TASK DIRECTIONS: Look through the lines below and extract any with the word "Applications".
Start of EXCERPTED DATA
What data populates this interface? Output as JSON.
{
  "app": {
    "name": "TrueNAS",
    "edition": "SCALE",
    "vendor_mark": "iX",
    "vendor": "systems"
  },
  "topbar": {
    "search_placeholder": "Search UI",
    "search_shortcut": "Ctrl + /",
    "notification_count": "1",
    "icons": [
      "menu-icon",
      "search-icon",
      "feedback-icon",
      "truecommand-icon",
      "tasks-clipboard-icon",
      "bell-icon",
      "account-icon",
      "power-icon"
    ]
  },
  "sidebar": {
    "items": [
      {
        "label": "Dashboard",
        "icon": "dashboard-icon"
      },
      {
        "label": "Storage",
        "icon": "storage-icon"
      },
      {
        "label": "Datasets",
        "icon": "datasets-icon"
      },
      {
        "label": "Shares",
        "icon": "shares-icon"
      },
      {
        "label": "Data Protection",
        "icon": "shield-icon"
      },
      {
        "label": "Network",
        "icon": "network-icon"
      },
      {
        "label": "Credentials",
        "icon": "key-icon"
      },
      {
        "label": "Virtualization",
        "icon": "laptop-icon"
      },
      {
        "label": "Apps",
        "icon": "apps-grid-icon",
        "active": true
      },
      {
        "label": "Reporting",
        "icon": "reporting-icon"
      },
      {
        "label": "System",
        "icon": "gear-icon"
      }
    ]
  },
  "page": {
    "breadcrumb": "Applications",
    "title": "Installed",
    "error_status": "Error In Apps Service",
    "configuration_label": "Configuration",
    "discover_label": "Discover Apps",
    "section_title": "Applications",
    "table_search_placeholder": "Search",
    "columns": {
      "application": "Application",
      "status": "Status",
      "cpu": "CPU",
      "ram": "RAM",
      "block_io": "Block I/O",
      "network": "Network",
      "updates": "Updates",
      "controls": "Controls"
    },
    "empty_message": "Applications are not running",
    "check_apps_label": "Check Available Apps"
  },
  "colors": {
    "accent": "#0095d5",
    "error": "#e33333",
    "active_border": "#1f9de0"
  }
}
End of EXCERPTED DATA
Start of EXCERPTED DATA
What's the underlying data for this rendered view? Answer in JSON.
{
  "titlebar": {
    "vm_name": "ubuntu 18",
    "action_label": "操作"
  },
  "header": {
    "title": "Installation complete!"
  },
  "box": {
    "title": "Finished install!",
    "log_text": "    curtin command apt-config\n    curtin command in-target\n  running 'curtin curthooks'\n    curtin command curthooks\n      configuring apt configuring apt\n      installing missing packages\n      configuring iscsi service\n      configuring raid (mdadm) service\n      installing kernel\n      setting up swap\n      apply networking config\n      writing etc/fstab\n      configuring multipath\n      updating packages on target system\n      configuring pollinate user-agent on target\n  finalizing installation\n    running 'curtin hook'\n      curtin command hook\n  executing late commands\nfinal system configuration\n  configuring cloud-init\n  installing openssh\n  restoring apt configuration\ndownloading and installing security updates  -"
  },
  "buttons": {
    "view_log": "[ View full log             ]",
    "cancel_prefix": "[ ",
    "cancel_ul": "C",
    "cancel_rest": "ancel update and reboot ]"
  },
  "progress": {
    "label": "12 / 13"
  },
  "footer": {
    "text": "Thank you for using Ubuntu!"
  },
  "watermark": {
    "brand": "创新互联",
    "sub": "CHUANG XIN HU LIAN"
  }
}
End of EXCERPTED DATA
OUTPUT OF THE TASK:
    "breadcrumb": "Applications",
    "section_title": "Applications",
    "empty_message": "Applications are not running",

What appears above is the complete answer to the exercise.